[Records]
— Begin —

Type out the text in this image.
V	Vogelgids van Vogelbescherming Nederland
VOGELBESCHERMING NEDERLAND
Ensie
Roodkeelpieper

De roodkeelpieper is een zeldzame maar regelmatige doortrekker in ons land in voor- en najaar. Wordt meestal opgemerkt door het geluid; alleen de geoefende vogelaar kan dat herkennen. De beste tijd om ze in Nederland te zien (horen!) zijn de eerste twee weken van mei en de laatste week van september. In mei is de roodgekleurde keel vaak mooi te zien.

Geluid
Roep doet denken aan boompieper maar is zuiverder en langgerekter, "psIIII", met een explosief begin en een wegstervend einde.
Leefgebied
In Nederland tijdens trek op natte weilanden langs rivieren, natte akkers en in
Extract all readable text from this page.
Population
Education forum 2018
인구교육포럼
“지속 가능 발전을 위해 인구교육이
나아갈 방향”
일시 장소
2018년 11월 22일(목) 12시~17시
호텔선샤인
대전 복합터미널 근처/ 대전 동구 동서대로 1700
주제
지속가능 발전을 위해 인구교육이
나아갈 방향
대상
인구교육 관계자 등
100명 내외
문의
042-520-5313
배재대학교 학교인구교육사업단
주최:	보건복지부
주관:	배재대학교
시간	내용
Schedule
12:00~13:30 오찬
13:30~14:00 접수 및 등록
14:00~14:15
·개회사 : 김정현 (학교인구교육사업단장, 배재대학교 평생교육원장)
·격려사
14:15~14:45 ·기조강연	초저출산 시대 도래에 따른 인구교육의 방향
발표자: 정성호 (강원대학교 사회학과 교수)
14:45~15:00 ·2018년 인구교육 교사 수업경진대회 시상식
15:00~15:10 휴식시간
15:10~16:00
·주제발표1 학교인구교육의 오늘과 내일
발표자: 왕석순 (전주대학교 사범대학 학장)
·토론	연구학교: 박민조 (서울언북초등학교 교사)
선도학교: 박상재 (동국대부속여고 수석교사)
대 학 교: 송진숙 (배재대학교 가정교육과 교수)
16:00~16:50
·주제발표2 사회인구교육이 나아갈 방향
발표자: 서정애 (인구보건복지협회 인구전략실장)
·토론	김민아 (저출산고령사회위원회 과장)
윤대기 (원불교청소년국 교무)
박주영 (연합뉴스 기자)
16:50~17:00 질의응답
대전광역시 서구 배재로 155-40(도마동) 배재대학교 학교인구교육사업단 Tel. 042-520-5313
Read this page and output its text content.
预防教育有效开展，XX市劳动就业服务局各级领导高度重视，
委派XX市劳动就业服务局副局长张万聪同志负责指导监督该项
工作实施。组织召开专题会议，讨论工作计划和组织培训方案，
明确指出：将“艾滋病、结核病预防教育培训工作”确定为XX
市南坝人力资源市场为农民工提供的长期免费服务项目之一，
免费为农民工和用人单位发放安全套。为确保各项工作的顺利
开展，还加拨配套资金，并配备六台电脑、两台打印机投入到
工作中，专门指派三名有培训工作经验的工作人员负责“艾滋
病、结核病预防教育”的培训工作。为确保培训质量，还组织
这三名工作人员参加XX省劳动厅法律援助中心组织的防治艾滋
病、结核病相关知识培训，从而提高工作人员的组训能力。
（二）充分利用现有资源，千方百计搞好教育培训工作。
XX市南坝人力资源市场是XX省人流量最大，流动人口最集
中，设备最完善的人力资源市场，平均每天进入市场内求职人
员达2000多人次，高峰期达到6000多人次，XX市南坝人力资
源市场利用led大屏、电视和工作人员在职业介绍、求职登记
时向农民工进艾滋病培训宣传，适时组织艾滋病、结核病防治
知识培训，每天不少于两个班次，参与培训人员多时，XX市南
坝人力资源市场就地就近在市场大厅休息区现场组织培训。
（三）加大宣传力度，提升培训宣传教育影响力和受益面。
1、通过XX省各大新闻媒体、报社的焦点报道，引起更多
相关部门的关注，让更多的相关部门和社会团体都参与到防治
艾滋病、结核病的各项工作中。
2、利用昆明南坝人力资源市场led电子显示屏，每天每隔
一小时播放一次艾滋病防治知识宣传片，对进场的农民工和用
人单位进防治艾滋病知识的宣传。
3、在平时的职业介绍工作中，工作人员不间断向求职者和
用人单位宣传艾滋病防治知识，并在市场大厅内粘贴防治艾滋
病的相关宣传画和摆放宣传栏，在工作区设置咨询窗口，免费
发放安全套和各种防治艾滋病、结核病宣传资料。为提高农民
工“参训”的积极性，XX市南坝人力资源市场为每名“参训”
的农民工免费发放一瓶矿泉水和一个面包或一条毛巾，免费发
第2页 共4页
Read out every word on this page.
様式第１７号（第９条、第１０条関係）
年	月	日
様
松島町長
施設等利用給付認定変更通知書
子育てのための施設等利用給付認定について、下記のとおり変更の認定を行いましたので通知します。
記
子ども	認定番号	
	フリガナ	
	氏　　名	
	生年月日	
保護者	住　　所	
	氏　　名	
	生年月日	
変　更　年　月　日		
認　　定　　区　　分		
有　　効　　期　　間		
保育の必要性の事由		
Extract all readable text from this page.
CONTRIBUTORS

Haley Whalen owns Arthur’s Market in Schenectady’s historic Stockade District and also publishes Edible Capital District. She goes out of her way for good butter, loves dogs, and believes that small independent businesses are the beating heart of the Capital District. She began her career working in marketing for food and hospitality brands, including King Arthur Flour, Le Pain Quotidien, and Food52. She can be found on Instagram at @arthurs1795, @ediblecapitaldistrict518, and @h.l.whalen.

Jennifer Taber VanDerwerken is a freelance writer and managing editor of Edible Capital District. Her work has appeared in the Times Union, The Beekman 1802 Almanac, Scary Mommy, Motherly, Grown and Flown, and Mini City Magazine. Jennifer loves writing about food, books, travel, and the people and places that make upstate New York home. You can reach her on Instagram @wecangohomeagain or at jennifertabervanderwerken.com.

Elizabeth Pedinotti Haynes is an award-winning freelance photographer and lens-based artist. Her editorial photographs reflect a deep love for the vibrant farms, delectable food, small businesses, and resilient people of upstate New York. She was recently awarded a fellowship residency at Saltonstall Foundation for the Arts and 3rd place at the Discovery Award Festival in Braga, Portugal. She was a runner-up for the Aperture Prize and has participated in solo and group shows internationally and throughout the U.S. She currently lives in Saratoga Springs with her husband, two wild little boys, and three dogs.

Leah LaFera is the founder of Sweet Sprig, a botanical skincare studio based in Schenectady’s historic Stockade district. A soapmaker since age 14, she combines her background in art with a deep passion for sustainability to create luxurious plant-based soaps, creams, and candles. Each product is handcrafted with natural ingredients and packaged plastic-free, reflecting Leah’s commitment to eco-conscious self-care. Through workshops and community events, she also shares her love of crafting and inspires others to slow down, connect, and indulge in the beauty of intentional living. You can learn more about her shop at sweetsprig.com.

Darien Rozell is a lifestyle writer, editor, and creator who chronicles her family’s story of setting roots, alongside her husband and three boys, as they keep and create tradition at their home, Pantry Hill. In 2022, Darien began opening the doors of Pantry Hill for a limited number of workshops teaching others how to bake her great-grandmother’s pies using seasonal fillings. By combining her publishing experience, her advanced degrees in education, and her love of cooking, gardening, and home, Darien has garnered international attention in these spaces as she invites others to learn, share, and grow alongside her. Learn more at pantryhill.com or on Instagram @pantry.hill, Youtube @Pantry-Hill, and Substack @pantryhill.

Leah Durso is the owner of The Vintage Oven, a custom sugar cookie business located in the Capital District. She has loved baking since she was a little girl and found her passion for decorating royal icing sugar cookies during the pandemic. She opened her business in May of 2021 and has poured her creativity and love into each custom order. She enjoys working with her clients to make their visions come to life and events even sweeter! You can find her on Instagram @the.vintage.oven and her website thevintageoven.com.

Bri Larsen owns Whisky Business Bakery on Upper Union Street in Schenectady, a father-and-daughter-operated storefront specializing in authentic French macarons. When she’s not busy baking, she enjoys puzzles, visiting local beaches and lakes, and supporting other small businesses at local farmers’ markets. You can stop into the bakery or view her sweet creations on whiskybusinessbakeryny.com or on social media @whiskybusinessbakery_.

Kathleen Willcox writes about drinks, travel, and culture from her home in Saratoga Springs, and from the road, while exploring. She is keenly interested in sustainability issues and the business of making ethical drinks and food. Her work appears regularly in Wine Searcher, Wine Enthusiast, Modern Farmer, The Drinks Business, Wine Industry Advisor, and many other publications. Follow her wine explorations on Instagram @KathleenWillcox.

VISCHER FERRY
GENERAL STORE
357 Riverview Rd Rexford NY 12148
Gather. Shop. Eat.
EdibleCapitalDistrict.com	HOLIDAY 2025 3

— End —

- Instructions for the task: Search the data for "page". Copy every line that has it.

- Full response:
Extract all readable text from this page.
Read this page and output its text content.
Read out every word on this page.
Extract all readable text from this page.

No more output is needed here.